[Stored data]

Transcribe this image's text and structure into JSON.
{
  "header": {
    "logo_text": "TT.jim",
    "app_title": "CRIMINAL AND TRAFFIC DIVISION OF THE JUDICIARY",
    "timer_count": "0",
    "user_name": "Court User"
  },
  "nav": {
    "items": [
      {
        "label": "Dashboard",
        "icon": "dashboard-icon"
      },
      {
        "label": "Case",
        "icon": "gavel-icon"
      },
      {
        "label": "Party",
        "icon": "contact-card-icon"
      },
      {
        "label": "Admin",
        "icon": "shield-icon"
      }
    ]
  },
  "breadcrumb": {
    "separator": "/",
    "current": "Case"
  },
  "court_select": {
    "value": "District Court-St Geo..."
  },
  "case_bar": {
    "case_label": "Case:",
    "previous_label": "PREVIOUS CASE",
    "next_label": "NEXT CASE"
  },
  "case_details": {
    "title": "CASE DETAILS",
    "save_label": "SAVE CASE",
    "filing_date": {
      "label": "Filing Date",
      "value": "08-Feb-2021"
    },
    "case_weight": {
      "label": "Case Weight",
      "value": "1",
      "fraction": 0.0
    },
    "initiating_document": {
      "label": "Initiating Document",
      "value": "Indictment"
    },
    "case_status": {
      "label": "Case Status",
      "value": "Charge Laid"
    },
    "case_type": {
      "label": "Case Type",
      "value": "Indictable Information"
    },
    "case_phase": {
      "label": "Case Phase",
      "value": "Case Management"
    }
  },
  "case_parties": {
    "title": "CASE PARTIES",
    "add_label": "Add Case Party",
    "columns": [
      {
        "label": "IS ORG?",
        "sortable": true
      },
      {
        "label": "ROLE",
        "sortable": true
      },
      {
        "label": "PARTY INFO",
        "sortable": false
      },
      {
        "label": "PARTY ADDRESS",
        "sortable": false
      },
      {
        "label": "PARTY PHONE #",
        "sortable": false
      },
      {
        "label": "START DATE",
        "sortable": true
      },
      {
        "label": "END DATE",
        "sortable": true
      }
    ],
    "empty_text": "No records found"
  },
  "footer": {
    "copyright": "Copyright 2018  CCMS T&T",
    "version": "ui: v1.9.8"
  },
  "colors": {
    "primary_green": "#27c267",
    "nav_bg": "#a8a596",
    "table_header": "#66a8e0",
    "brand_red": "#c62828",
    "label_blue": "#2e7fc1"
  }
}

### [Stated task]
Collect each line holding the string "value".

### [Answer to the task]
    "value": "District Court-St Geo..."
      "value": "08-Feb-2021"
      "value": "1",
      "value": "Indictment"
      "value": "Charge Laid"
      "value": "Indictable Information"
      "value": "Case Management"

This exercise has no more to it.